**AUFGABENSTELLUNG**
Aktualisieren Sie die folgenden Daten, indem Sie „slice-percent-label“ überall durch „percent-label“ ersetzen. Alle übrigen Zeilen bleiben unverändert.

**Gesammelte Daten**
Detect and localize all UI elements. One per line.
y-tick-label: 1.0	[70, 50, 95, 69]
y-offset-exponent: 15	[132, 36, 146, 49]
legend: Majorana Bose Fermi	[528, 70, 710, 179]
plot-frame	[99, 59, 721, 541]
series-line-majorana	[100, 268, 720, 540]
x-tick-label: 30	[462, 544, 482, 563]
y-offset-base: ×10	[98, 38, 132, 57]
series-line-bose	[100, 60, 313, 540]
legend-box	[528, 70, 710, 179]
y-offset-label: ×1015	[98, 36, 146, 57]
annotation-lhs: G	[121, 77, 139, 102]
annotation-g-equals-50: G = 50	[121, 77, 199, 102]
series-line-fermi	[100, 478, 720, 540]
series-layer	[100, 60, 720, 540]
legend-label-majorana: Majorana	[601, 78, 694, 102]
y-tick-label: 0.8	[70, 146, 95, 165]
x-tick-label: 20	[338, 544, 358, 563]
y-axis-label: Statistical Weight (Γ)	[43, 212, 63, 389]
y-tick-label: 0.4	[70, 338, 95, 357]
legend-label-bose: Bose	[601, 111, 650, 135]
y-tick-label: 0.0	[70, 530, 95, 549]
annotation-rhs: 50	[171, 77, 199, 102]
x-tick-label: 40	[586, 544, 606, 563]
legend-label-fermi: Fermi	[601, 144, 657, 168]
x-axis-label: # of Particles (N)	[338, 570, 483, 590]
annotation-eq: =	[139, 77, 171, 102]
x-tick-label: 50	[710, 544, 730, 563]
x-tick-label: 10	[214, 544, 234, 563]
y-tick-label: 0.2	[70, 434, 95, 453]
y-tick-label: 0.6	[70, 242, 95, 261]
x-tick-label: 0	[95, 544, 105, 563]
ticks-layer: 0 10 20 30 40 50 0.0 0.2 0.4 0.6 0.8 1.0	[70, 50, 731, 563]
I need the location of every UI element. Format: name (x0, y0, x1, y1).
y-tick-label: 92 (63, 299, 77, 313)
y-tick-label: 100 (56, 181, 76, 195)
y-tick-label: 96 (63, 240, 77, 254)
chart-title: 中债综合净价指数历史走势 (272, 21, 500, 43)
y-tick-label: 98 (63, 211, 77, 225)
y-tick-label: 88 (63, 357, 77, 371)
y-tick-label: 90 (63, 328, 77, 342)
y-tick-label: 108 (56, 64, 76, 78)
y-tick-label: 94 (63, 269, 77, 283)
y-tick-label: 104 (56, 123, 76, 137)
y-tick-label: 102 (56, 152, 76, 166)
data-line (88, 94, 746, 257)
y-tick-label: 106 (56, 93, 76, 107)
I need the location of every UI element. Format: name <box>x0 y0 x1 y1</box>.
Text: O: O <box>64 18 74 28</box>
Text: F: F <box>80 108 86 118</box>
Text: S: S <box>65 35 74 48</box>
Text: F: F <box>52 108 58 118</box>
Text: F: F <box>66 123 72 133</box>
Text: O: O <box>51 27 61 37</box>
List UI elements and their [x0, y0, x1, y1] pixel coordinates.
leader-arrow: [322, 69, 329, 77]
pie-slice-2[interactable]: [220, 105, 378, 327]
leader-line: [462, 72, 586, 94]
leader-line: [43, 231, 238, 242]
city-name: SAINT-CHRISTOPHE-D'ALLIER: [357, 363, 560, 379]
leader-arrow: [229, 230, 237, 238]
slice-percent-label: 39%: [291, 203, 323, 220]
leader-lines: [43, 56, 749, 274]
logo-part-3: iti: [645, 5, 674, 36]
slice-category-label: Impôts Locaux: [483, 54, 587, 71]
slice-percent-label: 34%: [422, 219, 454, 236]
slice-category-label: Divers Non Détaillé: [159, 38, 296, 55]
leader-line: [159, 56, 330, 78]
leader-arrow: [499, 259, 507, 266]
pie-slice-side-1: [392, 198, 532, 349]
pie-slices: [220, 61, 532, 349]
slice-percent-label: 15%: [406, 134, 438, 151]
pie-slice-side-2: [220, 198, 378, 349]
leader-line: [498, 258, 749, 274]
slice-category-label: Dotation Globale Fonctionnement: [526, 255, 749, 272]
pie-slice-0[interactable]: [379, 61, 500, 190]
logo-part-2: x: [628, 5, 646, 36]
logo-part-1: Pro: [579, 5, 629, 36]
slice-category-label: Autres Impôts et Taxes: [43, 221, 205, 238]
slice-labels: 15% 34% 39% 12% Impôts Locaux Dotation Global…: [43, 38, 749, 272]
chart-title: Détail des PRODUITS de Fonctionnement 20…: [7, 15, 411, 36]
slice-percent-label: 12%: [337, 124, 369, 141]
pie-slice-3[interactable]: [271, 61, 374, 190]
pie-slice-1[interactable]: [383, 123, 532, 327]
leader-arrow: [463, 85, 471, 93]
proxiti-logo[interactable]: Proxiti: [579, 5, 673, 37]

**VOLLSTÄNDIGE AUSGABE**
Detect and localize all UI elements. One per line.
y-tick-label: 1.0	[70, 50, 95, 69]
y-offset-exponent: 15	[132, 36, 146, 49]
legend: Majorana Bose Fermi	[528, 70, 710, 179]
plot-frame	[99, 59, 721, 541]
series-line-majorana	[100, 268, 720, 540]
x-tick-label: 30	[462, 544, 482, 563]
y-offset-base: ×10	[98, 38, 132, 57]
series-line-bose	[100, 60, 313, 540]
legend-box	[528, 70, 710, 179]
y-offset-label: ×1015	[98, 36, 146, 57]
annotation-lhs: G	[121, 77, 139, 102]
annotation-g-equals-50: G = 50	[121, 77, 199, 102]
series-line-fermi	[100, 478, 720, 540]
series-layer	[100, 60, 720, 540]
legend-label-majorana: Majorana	[601, 78, 694, 102]
y-tick-label: 0.8	[70, 146, 95, 165]
x-tick-label: 20	[338, 544, 358, 563]
y-axis-label: Statistical Weight (Γ)	[43, 212, 63, 389]
y-tick-label: 0.4	[70, 338, 95, 357]
legend-label-bose: Bose	[601, 111, 650, 135]
y-tick-label: 0.0	[70, 530, 95, 549]
annotation-rhs: 50	[171, 77, 199, 102]
x-tick-label: 40	[586, 544, 606, 563]
legend-label-fermi: Fermi	[601, 144, 657, 168]
x-axis-label: # of Particles (N)	[338, 570, 483, 590]
annotation-eq: =	[139, 77, 171, 102]
x-tick-label: 50	[710, 544, 730, 563]
x-tick-label: 10	[214, 544, 234, 563]
y-tick-label: 0.2	[70, 434, 95, 453]
y-tick-label: 0.6	[70, 242, 95, 261]
x-tick-label: 0	[95, 544, 105, 563]
ticks-layer: 0 10 20 30 40 50 0.0 0.2 0.4 0.6 0.8 1.0	[70, 50, 731, 563]
I need the location of every UI element. Format: name (x0, y0, x1, y1).
y-tick-label: 92 (63, 299, 77, 313)
y-tick-label: 100 (56, 181, 76, 195)
y-tick-label: 96 (63, 240, 77, 254)
chart-title: 中债综合净价指数历史走势 (272, 21, 500, 43)
y-tick-label: 98 (63, 211, 77, 225)
y-tick-label: 88 (63, 357, 77, 371)
y-tick-label: 90 (63, 328, 77, 342)
y-tick-label: 108 (56, 64, 76, 78)
y-tick-label: 94 (63, 269, 77, 283)
y-tick-label: 104 (56, 123, 76, 137)
y-tick-label: 102 (56, 152, 76, 166)
data-line (88, 94, 746, 257)
y-tick-label: 106 (56, 93, 76, 107)
I need the location of every UI element. Format: name <box>x0 y0 x1 y1</box>.
Text: O: O <box>64 18 74 28</box>
Text: F: F <box>80 108 86 118</box>
Text: S: S <box>65 35 74 48</box>
Text: F: F <box>52 108 58 118</box>
Text: F: F <box>66 123 72 133</box>
Text: O: O <box>51 27 61 37</box>
List UI elements and their [x0, y0, x1, y1] pixel coordinates.
leader-arrow: [322, 69, 329, 77]
pie-slice-2[interactable]: [220, 105, 378, 327]
leader-line: [462, 72, 586, 94]
leader-line: [43, 231, 238, 242]
city-name: SAINT-CHRISTOPHE-D'ALLIER: [357, 363, 560, 379]
leader-arrow: [229, 230, 237, 238]
percent-label: 39%: [291, 203, 323, 220]
leader-lines: [43, 56, 749, 274]
logo-part-3: iti: [645, 5, 674, 36]
slice-category-label: Impôts Locaux: [483, 54, 587, 71]
percent-label: 34%: [422, 219, 454, 236]
slice-category-label: Divers Non Détaillé: [159, 38, 296, 55]
leader-line: [159, 56, 330, 78]
leader-arrow: [499, 259, 507, 266]
pie-slice-side-1: [392, 198, 532, 349]
pie-slices: [220, 61, 532, 349]
percent-label: 15%: [406, 134, 438, 151]
pie-slice-side-2: [220, 198, 378, 349]
leader-line: [498, 258, 749, 274]
slice-category-label: Dotation Globale Fonctionnement: [526, 255, 749, 272]
pie-slice-0[interactable]: [379, 61, 500, 190]
logo-part-2: x: [628, 5, 646, 36]
logo-part-1: Pro: [579, 5, 629, 36]
slice-category-label: Autres Impôts et Taxes: [43, 221, 205, 238]
slice-labels: 15% 34% 39% 12% Impôts Locaux Dotation Global…: [43, 38, 749, 272]
chart-title: Détail des PRODUITS de Fonctionnement 20…: [7, 15, 411, 36]
percent-label: 12%: [337, 124, 369, 141]
pie-slice-3[interactable]: [271, 61, 374, 190]
pie-slice-1[interactable]: [383, 123, 532, 327]
leader-arrow: [463, 85, 471, 93]
proxiti-logo[interactable]: Proxiti: [579, 5, 673, 37]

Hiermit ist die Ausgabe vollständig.